# Recorded information start
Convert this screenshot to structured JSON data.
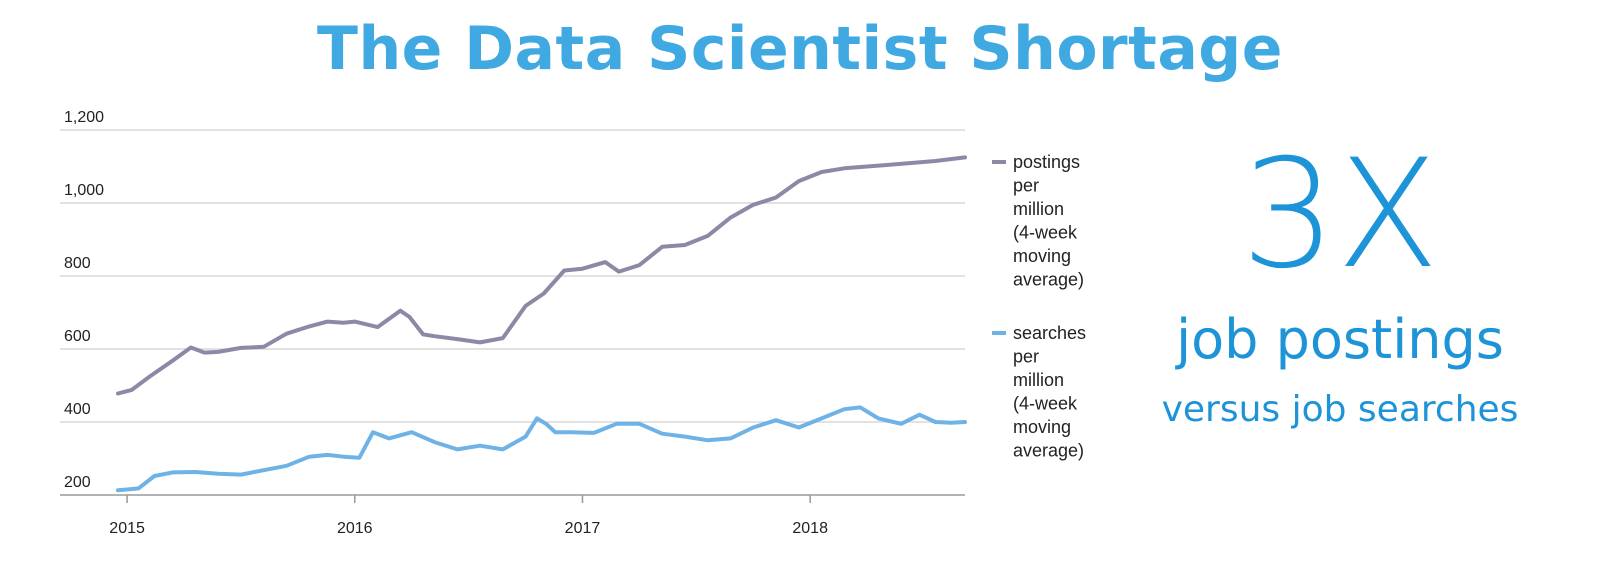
{
  "title": "The Data Scientist Shortage",
  "callout": {
    "big": "3X",
    "line1": "job postings",
    "line2": "versus job searches"
  },
  "colors": {
    "title": "#41a9e1",
    "callout": "#1d94d8",
    "postings": "#8c89a6",
    "searches": "#6fb3e6",
    "grid": "#d9d9d9",
    "axis": "#9a9a9a"
  },
  "chart_data": {
    "type": "line",
    "x_range": [
      2014.96,
      2018.68
    ],
    "ylim": [
      175,
      1220
    ],
    "y_ticks": [
      200,
      400,
      600,
      800,
      1000,
      1200
    ],
    "y_tick_labels": [
      "200",
      "400",
      "600",
      "800",
      "1,000",
      "1,200"
    ],
    "x_ticks": [
      2015,
      2016,
      2017,
      2018
    ],
    "x_tick_labels": [
      "2015",
      "2016",
      "2017",
      "2018"
    ],
    "grid": true,
    "legend_position": "right",
    "series": [
      {
        "name": "postings per million (4-week moving average)",
        "legend_lines": [
          "postings",
          "per",
          "million",
          "(4-week",
          "moving",
          "average)"
        ],
        "color": "#8c89a6",
        "x": [
          2014.96,
          2015.02,
          2015.1,
          2015.2,
          2015.28,
          2015.34,
          2015.4,
          2015.5,
          2015.6,
          2015.7,
          2015.8,
          2015.88,
          2015.95,
          2016.0,
          2016.1,
          2016.2,
          2016.24,
          2016.3,
          2016.35,
          2016.45,
          2016.55,
          2016.65,
          2016.75,
          2016.83,
          2016.92,
          2017.0,
          2017.1,
          2017.16,
          2017.25,
          2017.35,
          2017.45,
          2017.55,
          2017.65,
          2017.75,
          2017.8,
          2017.85,
          2017.95,
          2018.05,
          2018.15,
          2018.25,
          2018.35,
          2018.45,
          2018.55,
          2018.68
        ],
        "y": [
          478,
          488,
          525,
          568,
          604,
          590,
          592,
          603,
          606,
          642,
          662,
          675,
          672,
          675,
          660,
          705,
          688,
          640,
          635,
          627,
          618,
          630,
          718,
          752,
          815,
          820,
          838,
          812,
          830,
          880,
          885,
          910,
          960,
          995,
          1005,
          1015,
          1060,
          1085,
          1095,
          1100,
          1105,
          1110,
          1115,
          1125
        ]
      },
      {
        "name": "searches per million (4-week moving average)",
        "legend_lines": [
          "searches",
          "per",
          "million",
          "(4-week",
          "moving",
          "average)"
        ],
        "color": "#6fb3e6",
        "x": [
          2014.96,
          2015.05,
          2015.12,
          2015.2,
          2015.3,
          2015.4,
          2015.5,
          2015.6,
          2015.7,
          2015.8,
          2015.88,
          2015.95,
          2016.02,
          2016.08,
          2016.15,
          2016.25,
          2016.35,
          2016.45,
          2016.55,
          2016.65,
          2016.75,
          2016.8,
          2016.84,
          2016.88,
          2016.95,
          2017.05,
          2017.15,
          2017.25,
          2017.35,
          2017.45,
          2017.55,
          2017.65,
          2017.75,
          2017.85,
          2017.95,
          2018.05,
          2018.15,
          2018.22,
          2018.3,
          2018.4,
          2018.48,
          2018.55,
          2018.62,
          2018.68
        ],
        "y": [
          213,
          218,
          252,
          262,
          263,
          258,
          256,
          268,
          280,
          305,
          310,
          305,
          302,
          372,
          355,
          372,
          345,
          325,
          335,
          325,
          360,
          410,
          395,
          372,
          372,
          370,
          395,
          395,
          368,
          360,
          350,
          355,
          385,
          405,
          385,
          410,
          435,
          440,
          410,
          395,
          420,
          400,
          398,
          400
        ]
      }
    ]
  }
}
# Recorded information end
▶ [Problem requirements]
Extract all lines from the data in which "searches" is found.

▶ [Problem solution]
    "line2": "versus job searches"
    "searches": "#6fb3e6",
        "name": "searches per million (4-week moving average)",
          "searches",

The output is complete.